(Lines of data)
*****
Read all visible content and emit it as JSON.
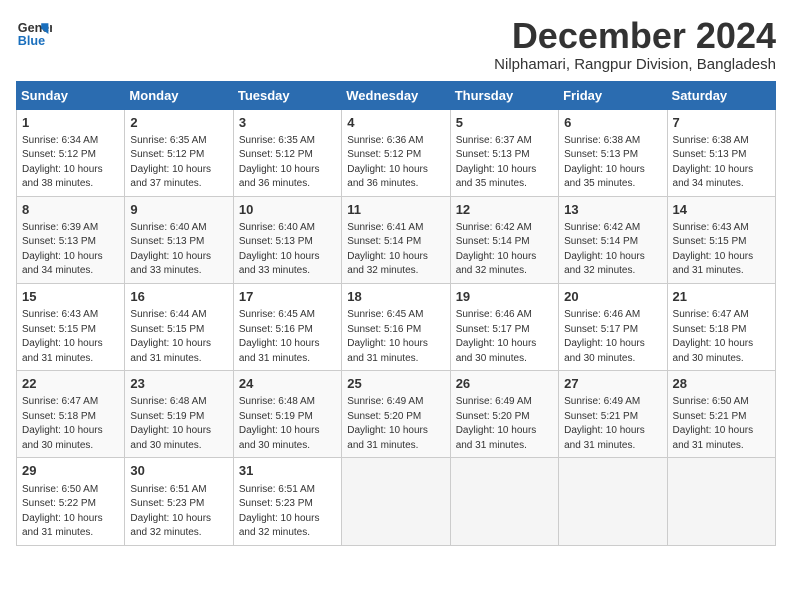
{
  "logo": {
    "line1": "General",
    "line2": "Blue"
  },
  "title": "December 2024",
  "subtitle": "Nilphamari, Rangpur Division, Bangladesh",
  "days_of_week": [
    "Sunday",
    "Monday",
    "Tuesday",
    "Wednesday",
    "Thursday",
    "Friday",
    "Saturday"
  ],
  "weeks": [
    [
      {
        "day": 1,
        "sunrise": "6:34 AM",
        "sunset": "5:12 PM",
        "daylight": "10 hours and 38 minutes."
      },
      {
        "day": 2,
        "sunrise": "6:35 AM",
        "sunset": "5:12 PM",
        "daylight": "10 hours and 37 minutes."
      },
      {
        "day": 3,
        "sunrise": "6:35 AM",
        "sunset": "5:12 PM",
        "daylight": "10 hours and 36 minutes."
      },
      {
        "day": 4,
        "sunrise": "6:36 AM",
        "sunset": "5:12 PM",
        "daylight": "10 hours and 36 minutes."
      },
      {
        "day": 5,
        "sunrise": "6:37 AM",
        "sunset": "5:13 PM",
        "daylight": "10 hours and 35 minutes."
      },
      {
        "day": 6,
        "sunrise": "6:38 AM",
        "sunset": "5:13 PM",
        "daylight": "10 hours and 35 minutes."
      },
      {
        "day": 7,
        "sunrise": "6:38 AM",
        "sunset": "5:13 PM",
        "daylight": "10 hours and 34 minutes."
      }
    ],
    [
      {
        "day": 8,
        "sunrise": "6:39 AM",
        "sunset": "5:13 PM",
        "daylight": "10 hours and 34 minutes."
      },
      {
        "day": 9,
        "sunrise": "6:40 AM",
        "sunset": "5:13 PM",
        "daylight": "10 hours and 33 minutes."
      },
      {
        "day": 10,
        "sunrise": "6:40 AM",
        "sunset": "5:13 PM",
        "daylight": "10 hours and 33 minutes."
      },
      {
        "day": 11,
        "sunrise": "6:41 AM",
        "sunset": "5:14 PM",
        "daylight": "10 hours and 32 minutes."
      },
      {
        "day": 12,
        "sunrise": "6:42 AM",
        "sunset": "5:14 PM",
        "daylight": "10 hours and 32 minutes."
      },
      {
        "day": 13,
        "sunrise": "6:42 AM",
        "sunset": "5:14 PM",
        "daylight": "10 hours and 32 minutes."
      },
      {
        "day": 14,
        "sunrise": "6:43 AM",
        "sunset": "5:15 PM",
        "daylight": "10 hours and 31 minutes."
      }
    ],
    [
      {
        "day": 15,
        "sunrise": "6:43 AM",
        "sunset": "5:15 PM",
        "daylight": "10 hours and 31 minutes."
      },
      {
        "day": 16,
        "sunrise": "6:44 AM",
        "sunset": "5:15 PM",
        "daylight": "10 hours and 31 minutes."
      },
      {
        "day": 17,
        "sunrise": "6:45 AM",
        "sunset": "5:16 PM",
        "daylight": "10 hours and 31 minutes."
      },
      {
        "day": 18,
        "sunrise": "6:45 AM",
        "sunset": "5:16 PM",
        "daylight": "10 hours and 31 minutes."
      },
      {
        "day": 19,
        "sunrise": "6:46 AM",
        "sunset": "5:17 PM",
        "daylight": "10 hours and 30 minutes."
      },
      {
        "day": 20,
        "sunrise": "6:46 AM",
        "sunset": "5:17 PM",
        "daylight": "10 hours and 30 minutes."
      },
      {
        "day": 21,
        "sunrise": "6:47 AM",
        "sunset": "5:18 PM",
        "daylight": "10 hours and 30 minutes."
      }
    ],
    [
      {
        "day": 22,
        "sunrise": "6:47 AM",
        "sunset": "5:18 PM",
        "daylight": "10 hours and 30 minutes."
      },
      {
        "day": 23,
        "sunrise": "6:48 AM",
        "sunset": "5:19 PM",
        "daylight": "10 hours and 30 minutes."
      },
      {
        "day": 24,
        "sunrise": "6:48 AM",
        "sunset": "5:19 PM",
        "daylight": "10 hours and 30 minutes."
      },
      {
        "day": 25,
        "sunrise": "6:49 AM",
        "sunset": "5:20 PM",
        "daylight": "10 hours and 31 minutes."
      },
      {
        "day": 26,
        "sunrise": "6:49 AM",
        "sunset": "5:20 PM",
        "daylight": "10 hours and 31 minutes."
      },
      {
        "day": 27,
        "sunrise": "6:49 AM",
        "sunset": "5:21 PM",
        "daylight": "10 hours and 31 minutes."
      },
      {
        "day": 28,
        "sunrise": "6:50 AM",
        "sunset": "5:21 PM",
        "daylight": "10 hours and 31 minutes."
      }
    ],
    [
      {
        "day": 29,
        "sunrise": "6:50 AM",
        "sunset": "5:22 PM",
        "daylight": "10 hours and 31 minutes."
      },
      {
        "day": 30,
        "sunrise": "6:51 AM",
        "sunset": "5:23 PM",
        "daylight": "10 hours and 32 minutes."
      },
      {
        "day": 31,
        "sunrise": "6:51 AM",
        "sunset": "5:23 PM",
        "daylight": "10 hours and 32 minutes."
      },
      null,
      null,
      null,
      null
    ]
  ]
}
*****
Set task:
Copy all the data exactly as written, but skip any picture.

Solution for this task:
Read all visible content and emit it as JSON.
{
  "logo": {
    "line1": "General",
    "line2": "Blue"
  },
  "title": "December 2024",
  "subtitle": "Nilphamari, Rangpur Division, Bangladesh",
  "days_of_week": [
    "Sunday",
    "Monday",
    "Tuesday",
    "Wednesday",
    "Thursday",
    "Friday",
    "Saturday"
  ],
  "weeks": [
    [
      {
        "day": 1,
        "sunrise": "6:34 AM",
        "sunset": "5:12 PM",
        "daylight": "10 hours and 38 minutes."
      },
      {
        "day": 2,
        "sunrise": "6:35 AM",
        "sunset": "5:12 PM",
        "daylight": "10 hours and 37 minutes."
      },
      {
        "day": 3,
        "sunrise": "6:35 AM",
        "sunset": "5:12 PM",
        "daylight": "10 hours and 36 minutes."
      },
      {
        "day": 4,
        "sunrise": "6:36 AM",
        "sunset": "5:12 PM",
        "daylight": "10 hours and 36 minutes."
      },
      {
        "day": 5,
        "sunrise": "6:37 AM",
        "sunset": "5:13 PM",
        "daylight": "10 hours and 35 minutes."
      },
      {
        "day": 6,
        "sunrise": "6:38 AM",
        "sunset": "5:13 PM",
        "daylight": "10 hours and 35 minutes."
      },
      {
        "day": 7,
        "sunrise": "6:38 AM",
        "sunset": "5:13 PM",
        "daylight": "10 hours and 34 minutes."
      }
    ],
    [
      {
        "day": 8,
        "sunrise": "6:39 AM",
        "sunset": "5:13 PM",
        "daylight": "10 hours and 34 minutes."
      },
      {
        "day": 9,
        "sunrise": "6:40 AM",
        "sunset": "5:13 PM",
        "daylight": "10 hours and 33 minutes."
      },
      {
        "day": 10,
        "sunrise": "6:40 AM",
        "sunset": "5:13 PM",
        "daylight": "10 hours and 33 minutes."
      },
      {
        "day": 11,
        "sunrise": "6:41 AM",
        "sunset": "5:14 PM",
        "daylight": "10 hours and 32 minutes."
      },
      {
        "day": 12,
        "sunrise": "6:42 AM",
        "sunset": "5:14 PM",
        "daylight": "10 hours and 32 minutes."
      },
      {
        "day": 13,
        "sunrise": "6:42 AM",
        "sunset": "5:14 PM",
        "daylight": "10 hours and 32 minutes."
      },
      {
        "day": 14,
        "sunrise": "6:43 AM",
        "sunset": "5:15 PM",
        "daylight": "10 hours and 31 minutes."
      }
    ],
    [
      {
        "day": 15,
        "sunrise": "6:43 AM",
        "sunset": "5:15 PM",
        "daylight": "10 hours and 31 minutes."
      },
      {
        "day": 16,
        "sunrise": "6:44 AM",
        "sunset": "5:15 PM",
        "daylight": "10 hours and 31 minutes."
      },
      {
        "day": 17,
        "sunrise": "6:45 AM",
        "sunset": "5:16 PM",
        "daylight": "10 hours and 31 minutes."
      },
      {
        "day": 18,
        "sunrise": "6:45 AM",
        "sunset": "5:16 PM",
        "daylight": "10 hours and 31 minutes."
      },
      {
        "day": 19,
        "sunrise": "6:46 AM",
        "sunset": "5:17 PM",
        "daylight": "10 hours and 30 minutes."
      },
      {
        "day": 20,
        "sunrise": "6:46 AM",
        "sunset": "5:17 PM",
        "daylight": "10 hours and 30 minutes."
      },
      {
        "day": 21,
        "sunrise": "6:47 AM",
        "sunset": "5:18 PM",
        "daylight": "10 hours and 30 minutes."
      }
    ],
    [
      {
        "day": 22,
        "sunrise": "6:47 AM",
        "sunset": "5:18 PM",
        "daylight": "10 hours and 30 minutes."
      },
      {
        "day": 23,
        "sunrise": "6:48 AM",
        "sunset": "5:19 PM",
        "daylight": "10 hours and 30 minutes."
      },
      {
        "day": 24,
        "sunrise": "6:48 AM",
        "sunset": "5:19 PM",
        "daylight": "10 hours and 30 minutes."
      },
      {
        "day": 25,
        "sunrise": "6:49 AM",
        "sunset": "5:20 PM",
        "daylight": "10 hours and 31 minutes."
      },
      {
        "day": 26,
        "sunrise": "6:49 AM",
        "sunset": "5:20 PM",
        "daylight": "10 hours and 31 minutes."
      },
      {
        "day": 27,
        "sunrise": "6:49 AM",
        "sunset": "5:21 PM",
        "daylight": "10 hours and 31 minutes."
      },
      {
        "day": 28,
        "sunrise": "6:50 AM",
        "sunset": "5:21 PM",
        "daylight": "10 hours and 31 minutes."
      }
    ],
    [
      {
        "day": 29,
        "sunrise": "6:50 AM",
        "sunset": "5:22 PM",
        "daylight": "10 hours and 31 minutes."
      },
      {
        "day": 30,
        "sunrise": "6:51 AM",
        "sunset": "5:23 PM",
        "daylight": "10 hours and 32 minutes."
      },
      {
        "day": 31,
        "sunrise": "6:51 AM",
        "sunset": "5:23 PM",
        "daylight": "10 hours and 32 minutes."
      },
      null,
      null,
      null,
      null
    ]
  ]
}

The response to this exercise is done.